(Exercise directions): Take down each entry exactly as written.

Collected data
⟨
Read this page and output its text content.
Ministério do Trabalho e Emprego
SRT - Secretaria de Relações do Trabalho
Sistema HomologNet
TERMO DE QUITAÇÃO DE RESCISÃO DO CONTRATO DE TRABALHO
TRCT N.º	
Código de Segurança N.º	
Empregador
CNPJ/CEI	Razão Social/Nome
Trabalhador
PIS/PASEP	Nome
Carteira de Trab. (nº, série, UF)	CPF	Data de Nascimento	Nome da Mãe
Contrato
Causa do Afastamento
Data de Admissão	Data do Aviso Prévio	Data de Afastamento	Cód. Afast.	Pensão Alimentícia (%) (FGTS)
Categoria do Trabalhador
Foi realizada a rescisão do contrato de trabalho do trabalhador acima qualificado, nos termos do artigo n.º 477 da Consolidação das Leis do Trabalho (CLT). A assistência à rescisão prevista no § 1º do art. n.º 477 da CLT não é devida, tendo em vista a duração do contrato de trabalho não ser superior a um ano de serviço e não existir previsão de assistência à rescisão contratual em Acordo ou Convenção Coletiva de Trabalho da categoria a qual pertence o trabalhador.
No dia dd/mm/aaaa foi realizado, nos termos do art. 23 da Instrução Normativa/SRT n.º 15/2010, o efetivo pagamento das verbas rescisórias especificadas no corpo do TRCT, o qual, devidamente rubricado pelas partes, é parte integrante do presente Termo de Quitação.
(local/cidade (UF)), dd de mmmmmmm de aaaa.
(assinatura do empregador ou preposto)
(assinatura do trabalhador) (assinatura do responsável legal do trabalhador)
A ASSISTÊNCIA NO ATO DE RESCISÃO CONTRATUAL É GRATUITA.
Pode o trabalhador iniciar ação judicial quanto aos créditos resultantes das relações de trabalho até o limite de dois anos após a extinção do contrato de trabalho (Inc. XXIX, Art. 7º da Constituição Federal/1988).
⟩
(Task response):
Read this page and output its text content.
Ministério do Trabalho e Emprego
SRT - Secretaria de Relações do Trabalho
Sistema HomologNet
TERMO DE QUITAÇÃO DE RESCISÃO DO CONTRATO DE TRABALHO
TRCT N.º	
Código de Segurança N.º	
Empregador
CNPJ/CEI	Razão Social/Nome
Trabalhador
PIS/PASEP	Nome
Carteira de Trab. (nº, série, UF)	CPF	Data de Nascimento	Nome da Mãe
Contrato
Causa do Afastamento
Data de Admissão	Data do Aviso Prévio	Data de Afastamento	Cód. Afast.	Pensão Alimentícia (%) (FGTS)
Categoria do Trabalhador
Foi realizada a rescisão do contrato de trabalho do trabalhador acima qualificado, nos termos do artigo n.º 477 da Consolidação das Leis do Trabalho (CLT). A assistência à rescisão prevista no § 1º do art. n.º 477 da CLT não é devida, tendo em vista a duração do contrato de trabalho não ser superior a um ano de serviço e não existir previsão de assistência à rescisão contratual em Acordo ou Convenção Coletiva de Trabalho da categoria a qual pertence o trabalhador.
No dia dd/mm/aaaa foi realizado, nos termos do art. 23 da Instrução Normativa/SRT n.º 15/2010, o efetivo pagamento das verbas rescisórias especificadas no corpo do TRCT, o qual, devidamente rubricado pelas partes, é parte integrante do presente Termo de Quitação.
(local/cidade (UF)), dd de mmmmmmm de aaaa.
(assinatura do empregador ou preposto)
(assinatura do trabalhador) (assinatura do responsável legal do trabalhador)
A ASSISTÊNCIA NO ATO DE RESCISÃO CONTRATUAL É GRATUITA.
Pode o trabalhador iniciar ação judicial quanto aos créditos resultantes das relações de trabalho até o limite de dois anos após a extinção do contrato de trabalho (Inc. XXIX, Art. 7º da Constituição Federal/1988).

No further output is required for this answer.